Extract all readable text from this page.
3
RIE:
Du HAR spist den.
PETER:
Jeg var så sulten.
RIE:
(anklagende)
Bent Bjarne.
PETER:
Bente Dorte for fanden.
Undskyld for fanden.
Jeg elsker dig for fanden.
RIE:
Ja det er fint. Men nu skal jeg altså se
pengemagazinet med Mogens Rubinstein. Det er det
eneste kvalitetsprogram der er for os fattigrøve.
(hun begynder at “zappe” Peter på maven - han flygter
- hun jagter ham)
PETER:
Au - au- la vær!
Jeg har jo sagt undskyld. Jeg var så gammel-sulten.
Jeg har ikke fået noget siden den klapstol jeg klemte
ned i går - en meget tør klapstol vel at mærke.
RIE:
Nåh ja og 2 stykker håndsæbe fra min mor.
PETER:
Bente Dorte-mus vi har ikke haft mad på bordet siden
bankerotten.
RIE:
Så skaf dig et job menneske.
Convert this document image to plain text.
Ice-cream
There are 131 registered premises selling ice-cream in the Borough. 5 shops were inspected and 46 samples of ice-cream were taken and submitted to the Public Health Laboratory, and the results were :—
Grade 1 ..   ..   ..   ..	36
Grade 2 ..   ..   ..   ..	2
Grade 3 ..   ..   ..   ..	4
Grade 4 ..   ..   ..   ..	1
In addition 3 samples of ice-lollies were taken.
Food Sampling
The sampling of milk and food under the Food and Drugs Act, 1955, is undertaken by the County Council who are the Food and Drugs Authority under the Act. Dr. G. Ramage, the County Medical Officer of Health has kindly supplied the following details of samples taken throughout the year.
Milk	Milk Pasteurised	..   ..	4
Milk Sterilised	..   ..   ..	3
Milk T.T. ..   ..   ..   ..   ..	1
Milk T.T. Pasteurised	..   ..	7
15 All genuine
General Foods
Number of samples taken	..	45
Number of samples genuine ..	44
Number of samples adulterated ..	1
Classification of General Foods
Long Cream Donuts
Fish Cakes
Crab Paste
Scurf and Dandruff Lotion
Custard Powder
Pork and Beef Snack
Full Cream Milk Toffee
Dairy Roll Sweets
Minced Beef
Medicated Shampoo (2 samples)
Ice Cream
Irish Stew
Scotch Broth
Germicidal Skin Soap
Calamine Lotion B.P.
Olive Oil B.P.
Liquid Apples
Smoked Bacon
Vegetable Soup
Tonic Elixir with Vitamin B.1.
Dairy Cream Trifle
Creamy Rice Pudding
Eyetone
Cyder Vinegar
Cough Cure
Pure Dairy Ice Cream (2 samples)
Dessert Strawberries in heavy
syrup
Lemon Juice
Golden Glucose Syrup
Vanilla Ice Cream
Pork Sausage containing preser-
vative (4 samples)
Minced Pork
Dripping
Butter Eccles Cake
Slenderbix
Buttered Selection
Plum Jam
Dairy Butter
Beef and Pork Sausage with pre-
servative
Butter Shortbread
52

_ _ _

PROMPT:
Copy each line of the listing that includes "Pasteurised".

EXERCISE RESULT:
Milk	Milk Pasteurised	..   ..	4
Milk T.T. Pasteurised	..   ..	7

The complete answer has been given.